= EXERCISE INSTRUCTIONS =
From the entries below, pull out each line where "merchant" appears.

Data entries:
* * * * *

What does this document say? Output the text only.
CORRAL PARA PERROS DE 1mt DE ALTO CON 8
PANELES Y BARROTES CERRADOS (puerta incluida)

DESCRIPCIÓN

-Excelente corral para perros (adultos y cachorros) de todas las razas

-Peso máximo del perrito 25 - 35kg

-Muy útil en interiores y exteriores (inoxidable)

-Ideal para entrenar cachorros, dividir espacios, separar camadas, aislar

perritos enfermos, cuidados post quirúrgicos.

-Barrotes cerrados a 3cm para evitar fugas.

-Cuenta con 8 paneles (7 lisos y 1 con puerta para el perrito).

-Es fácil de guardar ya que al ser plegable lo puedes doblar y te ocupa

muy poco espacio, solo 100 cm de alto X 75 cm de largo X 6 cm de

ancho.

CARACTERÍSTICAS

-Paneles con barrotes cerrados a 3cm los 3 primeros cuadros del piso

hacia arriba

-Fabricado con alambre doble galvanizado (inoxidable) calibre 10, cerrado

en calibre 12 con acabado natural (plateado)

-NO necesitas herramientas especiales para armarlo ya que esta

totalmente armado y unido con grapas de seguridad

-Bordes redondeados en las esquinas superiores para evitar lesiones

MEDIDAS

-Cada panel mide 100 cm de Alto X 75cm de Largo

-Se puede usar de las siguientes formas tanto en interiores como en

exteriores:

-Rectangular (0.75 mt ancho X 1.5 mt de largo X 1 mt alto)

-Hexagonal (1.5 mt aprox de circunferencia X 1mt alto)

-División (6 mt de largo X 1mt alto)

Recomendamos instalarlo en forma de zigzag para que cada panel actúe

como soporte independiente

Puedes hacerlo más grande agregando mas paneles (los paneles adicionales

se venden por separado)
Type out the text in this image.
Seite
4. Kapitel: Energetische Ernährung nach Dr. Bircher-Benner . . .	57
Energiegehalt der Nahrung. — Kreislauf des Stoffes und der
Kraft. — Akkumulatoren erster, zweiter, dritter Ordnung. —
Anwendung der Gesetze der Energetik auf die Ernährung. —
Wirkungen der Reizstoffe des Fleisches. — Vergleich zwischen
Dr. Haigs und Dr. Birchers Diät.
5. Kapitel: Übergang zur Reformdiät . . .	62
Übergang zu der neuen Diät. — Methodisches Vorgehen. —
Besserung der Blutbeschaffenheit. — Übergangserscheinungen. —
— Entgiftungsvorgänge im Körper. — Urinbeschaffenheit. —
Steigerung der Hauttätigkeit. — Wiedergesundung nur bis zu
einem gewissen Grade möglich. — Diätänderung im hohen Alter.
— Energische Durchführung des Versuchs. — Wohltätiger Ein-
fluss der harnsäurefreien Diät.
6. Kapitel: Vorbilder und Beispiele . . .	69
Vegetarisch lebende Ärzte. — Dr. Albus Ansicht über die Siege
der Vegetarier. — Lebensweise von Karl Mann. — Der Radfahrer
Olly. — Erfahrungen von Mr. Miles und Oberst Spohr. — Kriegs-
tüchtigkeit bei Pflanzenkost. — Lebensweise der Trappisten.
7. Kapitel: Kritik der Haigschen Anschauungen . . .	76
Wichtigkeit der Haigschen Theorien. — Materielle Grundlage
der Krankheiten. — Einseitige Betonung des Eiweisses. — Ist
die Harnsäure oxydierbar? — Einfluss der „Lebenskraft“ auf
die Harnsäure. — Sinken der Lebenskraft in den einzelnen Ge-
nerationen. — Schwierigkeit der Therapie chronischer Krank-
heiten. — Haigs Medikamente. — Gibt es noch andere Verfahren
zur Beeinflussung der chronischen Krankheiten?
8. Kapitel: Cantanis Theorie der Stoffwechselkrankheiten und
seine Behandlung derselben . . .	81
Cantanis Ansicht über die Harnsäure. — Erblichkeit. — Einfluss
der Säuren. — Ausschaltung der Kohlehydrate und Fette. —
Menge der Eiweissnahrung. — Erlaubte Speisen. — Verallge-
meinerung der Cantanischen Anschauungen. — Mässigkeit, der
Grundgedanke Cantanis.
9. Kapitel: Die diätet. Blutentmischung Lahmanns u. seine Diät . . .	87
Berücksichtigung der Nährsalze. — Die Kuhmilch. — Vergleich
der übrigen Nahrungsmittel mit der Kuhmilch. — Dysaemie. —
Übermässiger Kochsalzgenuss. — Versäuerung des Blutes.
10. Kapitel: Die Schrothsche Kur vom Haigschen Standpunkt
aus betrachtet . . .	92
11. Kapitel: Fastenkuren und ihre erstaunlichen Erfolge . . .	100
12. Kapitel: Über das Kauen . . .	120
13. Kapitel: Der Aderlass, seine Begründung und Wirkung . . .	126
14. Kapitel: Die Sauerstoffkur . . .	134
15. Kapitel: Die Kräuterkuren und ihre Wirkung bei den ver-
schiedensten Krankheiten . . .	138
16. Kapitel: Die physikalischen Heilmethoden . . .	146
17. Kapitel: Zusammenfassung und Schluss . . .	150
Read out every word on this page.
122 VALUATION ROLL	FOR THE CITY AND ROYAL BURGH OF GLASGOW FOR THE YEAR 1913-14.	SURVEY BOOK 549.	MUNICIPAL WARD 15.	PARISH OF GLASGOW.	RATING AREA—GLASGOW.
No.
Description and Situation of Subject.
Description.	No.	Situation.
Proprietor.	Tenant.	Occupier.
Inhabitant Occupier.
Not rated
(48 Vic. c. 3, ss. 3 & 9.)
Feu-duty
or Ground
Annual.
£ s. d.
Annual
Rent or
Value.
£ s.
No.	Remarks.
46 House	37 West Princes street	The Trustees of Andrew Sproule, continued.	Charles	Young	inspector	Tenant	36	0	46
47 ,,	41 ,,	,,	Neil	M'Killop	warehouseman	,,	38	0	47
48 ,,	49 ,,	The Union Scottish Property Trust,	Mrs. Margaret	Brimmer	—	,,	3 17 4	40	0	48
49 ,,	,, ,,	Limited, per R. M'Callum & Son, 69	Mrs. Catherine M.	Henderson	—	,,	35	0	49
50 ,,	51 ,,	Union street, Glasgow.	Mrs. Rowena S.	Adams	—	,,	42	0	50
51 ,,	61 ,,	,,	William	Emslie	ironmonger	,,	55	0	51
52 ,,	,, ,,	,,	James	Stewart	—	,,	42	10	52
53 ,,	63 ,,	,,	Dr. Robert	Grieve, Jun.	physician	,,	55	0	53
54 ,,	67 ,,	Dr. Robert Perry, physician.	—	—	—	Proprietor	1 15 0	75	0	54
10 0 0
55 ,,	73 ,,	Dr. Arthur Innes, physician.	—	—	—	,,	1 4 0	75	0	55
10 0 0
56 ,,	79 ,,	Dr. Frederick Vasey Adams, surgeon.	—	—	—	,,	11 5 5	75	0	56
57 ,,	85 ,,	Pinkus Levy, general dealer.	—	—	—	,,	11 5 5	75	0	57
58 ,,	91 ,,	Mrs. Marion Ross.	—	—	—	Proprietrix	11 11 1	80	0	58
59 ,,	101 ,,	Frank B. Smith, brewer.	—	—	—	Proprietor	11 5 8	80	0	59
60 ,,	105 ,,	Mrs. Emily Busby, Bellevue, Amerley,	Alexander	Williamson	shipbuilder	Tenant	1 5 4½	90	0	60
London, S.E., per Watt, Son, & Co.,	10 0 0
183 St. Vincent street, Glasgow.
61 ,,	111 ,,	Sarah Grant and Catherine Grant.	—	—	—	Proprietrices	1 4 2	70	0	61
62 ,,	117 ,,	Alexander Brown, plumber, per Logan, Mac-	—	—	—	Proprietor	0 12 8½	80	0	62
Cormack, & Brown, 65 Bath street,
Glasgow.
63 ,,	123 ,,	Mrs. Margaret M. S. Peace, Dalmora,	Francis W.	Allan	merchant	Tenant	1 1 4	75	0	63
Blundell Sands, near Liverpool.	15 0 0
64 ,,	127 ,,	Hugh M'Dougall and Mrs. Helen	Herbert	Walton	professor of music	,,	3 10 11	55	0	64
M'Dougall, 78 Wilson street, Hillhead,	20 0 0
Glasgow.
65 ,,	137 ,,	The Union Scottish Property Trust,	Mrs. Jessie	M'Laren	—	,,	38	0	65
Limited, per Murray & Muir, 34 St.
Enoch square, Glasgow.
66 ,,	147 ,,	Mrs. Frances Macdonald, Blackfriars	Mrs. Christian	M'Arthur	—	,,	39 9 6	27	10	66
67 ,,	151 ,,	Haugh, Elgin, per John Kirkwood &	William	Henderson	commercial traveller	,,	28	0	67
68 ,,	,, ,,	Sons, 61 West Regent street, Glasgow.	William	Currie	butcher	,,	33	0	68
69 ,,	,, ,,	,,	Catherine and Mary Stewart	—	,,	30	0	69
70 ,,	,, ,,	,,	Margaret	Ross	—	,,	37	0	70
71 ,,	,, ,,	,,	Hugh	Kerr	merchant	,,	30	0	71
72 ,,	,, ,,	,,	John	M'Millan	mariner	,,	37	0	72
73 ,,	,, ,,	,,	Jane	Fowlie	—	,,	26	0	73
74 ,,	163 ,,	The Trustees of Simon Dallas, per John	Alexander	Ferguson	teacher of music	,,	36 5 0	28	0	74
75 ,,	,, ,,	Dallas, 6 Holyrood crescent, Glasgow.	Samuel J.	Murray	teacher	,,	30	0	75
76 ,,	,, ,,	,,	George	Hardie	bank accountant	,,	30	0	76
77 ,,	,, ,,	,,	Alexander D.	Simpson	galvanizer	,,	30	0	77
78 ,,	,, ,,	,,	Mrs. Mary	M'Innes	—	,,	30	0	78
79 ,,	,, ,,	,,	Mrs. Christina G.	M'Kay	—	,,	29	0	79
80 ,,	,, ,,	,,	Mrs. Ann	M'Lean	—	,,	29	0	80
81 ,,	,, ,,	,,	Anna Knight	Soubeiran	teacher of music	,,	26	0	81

* * * * *

= ANSWER IN FULL =
63 ,,	123 ,,	Mrs. Margaret M. S. Peace, Dalmora,	Francis W.	Allan	merchant	Tenant	1 1 4	75	0	63
71 ,,	,, ,,	,,	Hugh	Kerr	merchant	,,	30	0	71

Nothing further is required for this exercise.